# Start of Stored records
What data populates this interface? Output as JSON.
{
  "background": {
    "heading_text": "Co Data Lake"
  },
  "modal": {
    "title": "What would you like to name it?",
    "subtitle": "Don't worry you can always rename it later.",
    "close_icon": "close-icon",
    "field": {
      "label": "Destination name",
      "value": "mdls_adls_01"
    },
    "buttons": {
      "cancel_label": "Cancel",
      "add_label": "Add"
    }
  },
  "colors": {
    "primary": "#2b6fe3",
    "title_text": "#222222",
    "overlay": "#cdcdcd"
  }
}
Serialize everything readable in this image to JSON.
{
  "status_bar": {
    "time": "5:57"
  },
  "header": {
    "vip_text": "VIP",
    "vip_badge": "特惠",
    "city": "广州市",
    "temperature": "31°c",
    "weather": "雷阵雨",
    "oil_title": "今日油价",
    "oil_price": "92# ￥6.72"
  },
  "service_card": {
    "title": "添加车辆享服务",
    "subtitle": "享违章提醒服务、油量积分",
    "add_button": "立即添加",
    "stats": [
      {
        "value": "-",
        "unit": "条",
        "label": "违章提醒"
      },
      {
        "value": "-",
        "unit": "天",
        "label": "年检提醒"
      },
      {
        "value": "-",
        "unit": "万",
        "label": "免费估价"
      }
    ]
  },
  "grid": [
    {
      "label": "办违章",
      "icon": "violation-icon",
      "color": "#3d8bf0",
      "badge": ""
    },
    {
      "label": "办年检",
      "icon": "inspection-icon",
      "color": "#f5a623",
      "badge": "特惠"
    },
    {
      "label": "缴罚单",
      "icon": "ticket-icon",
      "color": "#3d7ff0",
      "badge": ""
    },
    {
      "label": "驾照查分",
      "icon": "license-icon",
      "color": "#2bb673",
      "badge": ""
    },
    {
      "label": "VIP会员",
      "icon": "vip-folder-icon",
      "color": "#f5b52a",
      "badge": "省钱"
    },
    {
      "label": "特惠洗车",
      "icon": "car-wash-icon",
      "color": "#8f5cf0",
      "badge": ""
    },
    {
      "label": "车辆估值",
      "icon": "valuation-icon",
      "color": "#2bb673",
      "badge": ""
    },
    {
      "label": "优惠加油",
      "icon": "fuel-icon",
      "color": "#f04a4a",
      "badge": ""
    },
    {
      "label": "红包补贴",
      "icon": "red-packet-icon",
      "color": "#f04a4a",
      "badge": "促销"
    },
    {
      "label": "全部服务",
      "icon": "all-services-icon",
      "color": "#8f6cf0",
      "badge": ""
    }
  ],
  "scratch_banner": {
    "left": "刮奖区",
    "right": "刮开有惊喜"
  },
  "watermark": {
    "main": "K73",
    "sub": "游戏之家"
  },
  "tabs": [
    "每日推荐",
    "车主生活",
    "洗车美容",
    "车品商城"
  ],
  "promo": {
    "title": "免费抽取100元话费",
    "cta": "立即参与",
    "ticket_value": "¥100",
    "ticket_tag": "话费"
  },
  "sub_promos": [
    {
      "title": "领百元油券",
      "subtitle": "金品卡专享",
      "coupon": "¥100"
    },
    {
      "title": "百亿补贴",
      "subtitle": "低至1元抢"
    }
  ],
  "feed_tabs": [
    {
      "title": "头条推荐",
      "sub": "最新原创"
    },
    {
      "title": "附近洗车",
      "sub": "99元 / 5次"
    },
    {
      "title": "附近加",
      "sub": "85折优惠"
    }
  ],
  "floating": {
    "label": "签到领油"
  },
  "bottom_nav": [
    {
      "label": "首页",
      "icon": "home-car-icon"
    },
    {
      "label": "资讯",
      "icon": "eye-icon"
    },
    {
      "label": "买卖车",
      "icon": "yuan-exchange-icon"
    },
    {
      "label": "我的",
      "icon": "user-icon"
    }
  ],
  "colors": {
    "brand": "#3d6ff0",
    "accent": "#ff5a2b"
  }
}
# End of Stored records
## [Aim of the exercise]
Copy every line from the entries that contains the word "this".

## [Finished task]
What data populates this interface? Output as JSON.
Serialize everything readable in this image to JSON.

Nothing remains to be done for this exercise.